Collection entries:

■ ■ ■ ■

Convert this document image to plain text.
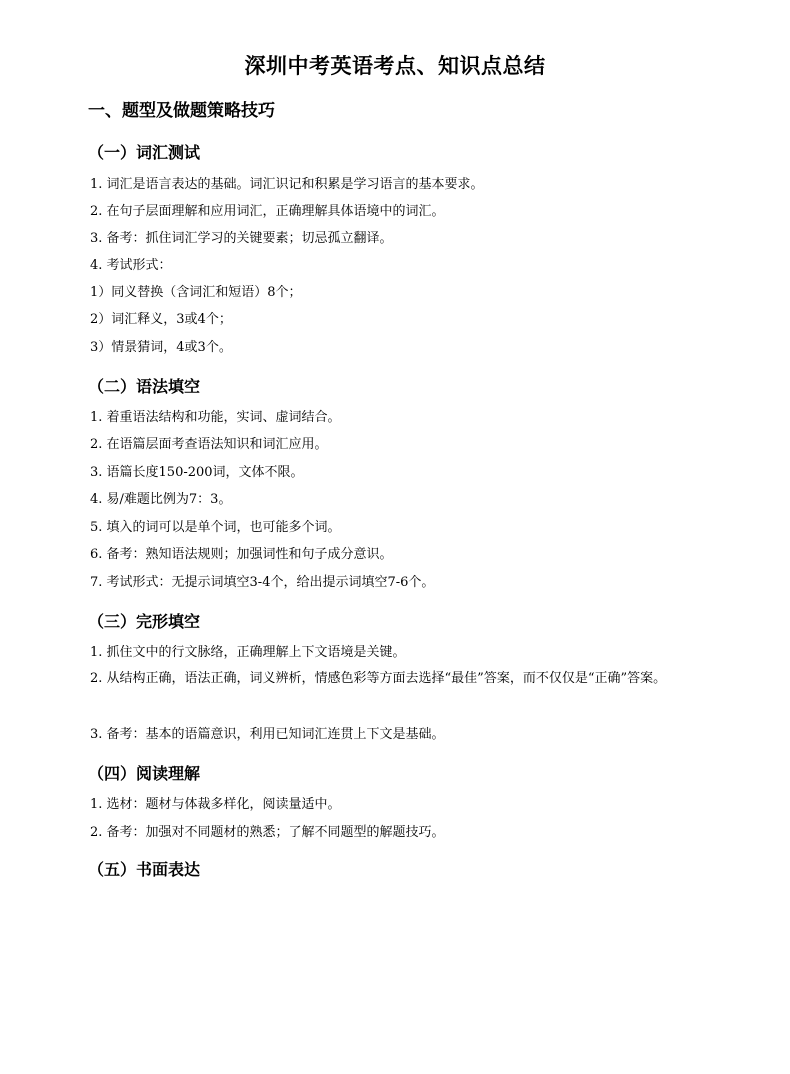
深圳中考英语考点、知识点总结
一、题型及做题策略技巧
（一）词汇测试
1. 词汇是语言表达的基础。词汇识记和积累是学习语言的基本要求。
2. 在句子层面理解和应用词汇，正确理解具体语境中的词汇。
3. 备考：抓住词汇学习的关键要素；切忌孤立翻译。
4. 考试形式：
1）同义替换（含词汇和短语）8个；
2）词汇释义，3或4个；
3）情景猜词，4或3个。
（二）语法填空
1. 着重语法结构和功能，实词、虚词结合。
2. 在语篇层面考查语法知识和词汇应用。
3. 语篇长度150-200词，文体不限。
4. 易/难题比例为7：3。
5. 填入的词可以是单个词，也可能多个词。
6. 备考：熟知语法规则；加强词性和句子成分意识。
7. 考试形式：无提示词填空3-4个，给出提示词填空7-6个。
（三）完形填空
1. 抓住文中的行文脉络，正确理解上下文语境是关键。
2. 从结构正确，语法正确，词义辨析，情感色彩等方面去选择“最佳”答案，而不仅仅是“正确”答案。
3. 备考：基本的语篇意识，利用已知词汇连贯上下文是基础。
（四）阅读理解
1. 选材：题材与体裁多样化，阅读量适中。
2. 备考：加强对不同题材的熟悉；了解不同题型的解题技巧。
（五）书面表达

■ ■ ■ ■

> **Task to carry out**:
Copy all the records above exactly, but leave out the pictures.

> **Solution to this task**:
Convert this document image to plain text.
深圳中考英语考点、知识点总结
一、题型及做题策略技巧
（一）词汇测试
1. 词汇是语言表达的基础。词汇识记和积累是学习语言的基本要求。
2. 在句子层面理解和应用词汇，正确理解具体语境中的词汇。
3. 备考：抓住词汇学习的关键要素；切忌孤立翻译。
4. 考试形式：
1）同义替换（含词汇和短语）8个；
2）词汇释义，3或4个；
3）情景猜词，4或3个。
（二）语法填空
1. 着重语法结构和功能，实词、虚词结合。
2. 在语篇层面考查语法知识和词汇应用。
3. 语篇长度150-200词，文体不限。
4. 易/难题比例为7：3。
5. 填入的词可以是单个词，也可能多个词。
6. 备考：熟知语法规则；加强词性和句子成分意识。
7. 考试形式：无提示词填空3-4个，给出提示词填空7-6个。
（三）完形填空
1. 抓住文中的行文脉络，正确理解上下文语境是关键。
2. 从结构正确，语法正确，词义辨析，情感色彩等方面去选择“最佳”答案，而不仅仅是“正确”答案。
3. 备考：基本的语篇意识，利用已知词汇连贯上下文是基础。
（四）阅读理解
1. 选材：题材与体裁多样化，阅读量适中。
2. 备考：加强对不同题材的熟悉；了解不同题型的解题技巧。
（五）书面表达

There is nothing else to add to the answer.